- _BLOC DE TEXTE_:

« La semaine dernière, la Banque d’Angleterre a diminué ses taux d’intérêt. Avec les précédentes mesures que la BCE et la Banque du Japon ont récemment adoptées et la faible probabilité que la Réserve fédérale des Etats-Unis accroisse prochainement ses propres taux, cela nous rappelle que la normalisation des taux d’intérêt vers le territoire positif dans les économies développées va devoir attendre encore quelques mois, voire quelques années (ou des décennies ?).

Les propos de la Banque d’Angleterre ne sont pas très différents de ceux que la Banque du Japon et la BCE ont pu récemment tenir. Comme ses consœurs, elle a déclaré qu'elle pouvait encore réduire les taux d’intérêt si nécessaire (ou être plus agressive avec les achats d’actifs dans le cadre d’un assouplissement quantitatif).

- _DONNÉES_:
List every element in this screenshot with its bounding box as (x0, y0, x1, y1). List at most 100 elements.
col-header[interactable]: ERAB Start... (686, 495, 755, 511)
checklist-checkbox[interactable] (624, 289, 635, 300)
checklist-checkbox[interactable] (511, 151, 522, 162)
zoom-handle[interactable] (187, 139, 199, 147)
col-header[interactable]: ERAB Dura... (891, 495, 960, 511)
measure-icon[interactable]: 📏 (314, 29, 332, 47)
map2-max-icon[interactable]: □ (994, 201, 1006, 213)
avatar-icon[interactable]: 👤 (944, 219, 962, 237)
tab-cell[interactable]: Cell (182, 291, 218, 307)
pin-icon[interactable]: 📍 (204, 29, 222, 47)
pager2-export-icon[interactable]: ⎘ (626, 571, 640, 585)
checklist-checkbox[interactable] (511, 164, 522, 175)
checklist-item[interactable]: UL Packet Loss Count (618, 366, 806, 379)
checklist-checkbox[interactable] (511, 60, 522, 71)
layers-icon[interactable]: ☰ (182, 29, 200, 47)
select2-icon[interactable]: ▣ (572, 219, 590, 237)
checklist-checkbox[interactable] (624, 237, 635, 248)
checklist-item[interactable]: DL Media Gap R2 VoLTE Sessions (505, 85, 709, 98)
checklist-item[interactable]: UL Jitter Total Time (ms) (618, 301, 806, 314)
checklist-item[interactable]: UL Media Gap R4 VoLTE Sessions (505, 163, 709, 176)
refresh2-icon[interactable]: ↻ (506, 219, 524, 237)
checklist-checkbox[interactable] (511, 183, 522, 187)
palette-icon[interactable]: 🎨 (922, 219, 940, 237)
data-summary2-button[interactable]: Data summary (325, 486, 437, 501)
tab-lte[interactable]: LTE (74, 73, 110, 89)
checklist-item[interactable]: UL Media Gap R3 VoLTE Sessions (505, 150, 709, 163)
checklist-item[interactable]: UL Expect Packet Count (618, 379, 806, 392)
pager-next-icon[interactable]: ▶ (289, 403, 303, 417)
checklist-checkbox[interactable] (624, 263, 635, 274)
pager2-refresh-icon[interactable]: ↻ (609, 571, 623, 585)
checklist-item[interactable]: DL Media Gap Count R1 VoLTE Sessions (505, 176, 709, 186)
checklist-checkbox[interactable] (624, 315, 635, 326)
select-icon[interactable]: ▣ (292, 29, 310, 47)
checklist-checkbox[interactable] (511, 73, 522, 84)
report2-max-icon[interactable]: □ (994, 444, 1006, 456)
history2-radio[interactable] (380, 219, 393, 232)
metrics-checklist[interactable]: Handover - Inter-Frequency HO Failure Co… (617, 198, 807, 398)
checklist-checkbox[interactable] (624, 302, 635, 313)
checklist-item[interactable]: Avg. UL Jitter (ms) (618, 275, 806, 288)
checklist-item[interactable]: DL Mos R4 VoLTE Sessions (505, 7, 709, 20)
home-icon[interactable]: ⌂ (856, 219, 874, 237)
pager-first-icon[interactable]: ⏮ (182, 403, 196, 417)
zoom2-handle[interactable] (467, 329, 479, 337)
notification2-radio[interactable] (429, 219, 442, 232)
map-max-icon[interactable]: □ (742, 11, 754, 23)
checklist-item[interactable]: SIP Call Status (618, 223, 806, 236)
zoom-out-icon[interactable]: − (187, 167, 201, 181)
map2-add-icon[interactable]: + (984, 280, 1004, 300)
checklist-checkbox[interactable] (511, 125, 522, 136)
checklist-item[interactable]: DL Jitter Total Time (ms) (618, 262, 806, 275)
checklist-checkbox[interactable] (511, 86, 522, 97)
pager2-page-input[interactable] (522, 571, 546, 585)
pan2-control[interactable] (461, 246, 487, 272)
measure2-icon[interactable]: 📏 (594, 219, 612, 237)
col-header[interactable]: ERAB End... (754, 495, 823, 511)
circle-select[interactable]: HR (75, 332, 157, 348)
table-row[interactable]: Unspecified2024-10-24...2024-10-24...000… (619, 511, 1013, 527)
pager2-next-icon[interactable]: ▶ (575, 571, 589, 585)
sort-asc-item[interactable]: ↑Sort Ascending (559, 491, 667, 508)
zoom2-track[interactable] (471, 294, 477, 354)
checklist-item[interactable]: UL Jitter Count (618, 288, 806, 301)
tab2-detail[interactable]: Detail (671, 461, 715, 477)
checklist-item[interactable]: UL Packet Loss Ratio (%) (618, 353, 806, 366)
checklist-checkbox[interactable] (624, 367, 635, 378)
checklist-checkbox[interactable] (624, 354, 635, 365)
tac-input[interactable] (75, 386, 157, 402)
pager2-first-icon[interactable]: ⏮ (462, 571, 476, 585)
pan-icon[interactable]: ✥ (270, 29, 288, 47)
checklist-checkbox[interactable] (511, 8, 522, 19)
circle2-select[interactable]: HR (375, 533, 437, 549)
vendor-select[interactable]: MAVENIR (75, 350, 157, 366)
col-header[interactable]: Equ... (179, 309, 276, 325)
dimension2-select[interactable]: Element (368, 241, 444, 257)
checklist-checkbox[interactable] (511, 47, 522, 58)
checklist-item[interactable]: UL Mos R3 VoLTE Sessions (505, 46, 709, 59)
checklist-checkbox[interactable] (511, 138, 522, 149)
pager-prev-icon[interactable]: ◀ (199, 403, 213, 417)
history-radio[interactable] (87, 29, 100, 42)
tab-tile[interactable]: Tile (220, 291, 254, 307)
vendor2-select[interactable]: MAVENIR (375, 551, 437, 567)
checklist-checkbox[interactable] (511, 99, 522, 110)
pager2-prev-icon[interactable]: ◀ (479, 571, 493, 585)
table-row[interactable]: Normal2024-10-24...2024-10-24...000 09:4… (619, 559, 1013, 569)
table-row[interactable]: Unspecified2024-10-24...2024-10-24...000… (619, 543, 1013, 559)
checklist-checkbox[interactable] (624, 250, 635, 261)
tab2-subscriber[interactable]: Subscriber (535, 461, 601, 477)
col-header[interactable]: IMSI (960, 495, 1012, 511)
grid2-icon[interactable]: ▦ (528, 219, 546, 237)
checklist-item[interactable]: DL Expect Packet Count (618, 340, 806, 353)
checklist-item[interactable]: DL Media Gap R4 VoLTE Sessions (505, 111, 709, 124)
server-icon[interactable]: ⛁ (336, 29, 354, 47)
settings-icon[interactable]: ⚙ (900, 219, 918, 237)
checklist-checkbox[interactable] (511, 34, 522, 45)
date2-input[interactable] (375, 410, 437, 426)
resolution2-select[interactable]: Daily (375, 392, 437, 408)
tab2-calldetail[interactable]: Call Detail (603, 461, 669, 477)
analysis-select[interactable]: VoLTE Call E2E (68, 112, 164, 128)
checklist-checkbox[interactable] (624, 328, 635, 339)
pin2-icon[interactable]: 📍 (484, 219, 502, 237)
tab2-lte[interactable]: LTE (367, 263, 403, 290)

- _EXERCICE COURT_: Remplacez « consœurs » par « homologues », puis réécrivez le passage du texte sur les taux d’intérêt compris entre « Les propos de » et « d’un assouplissement quantitatif). », bornes incluses.

- _EXERCICE COMPLÉTÉ_:
Les propos de la Banque d’Angleterre ne sont pas très différents de ceux que la Banque du Japon et la BCE ont pu récemment tenir. Comme ses homologues, elle a déclaré qu'elle pouvait encore réduire les taux d’intérêt si nécessaire (ou être plus agressive avec les achats d’actifs dans le cadre d’un assouplissement quantitatif).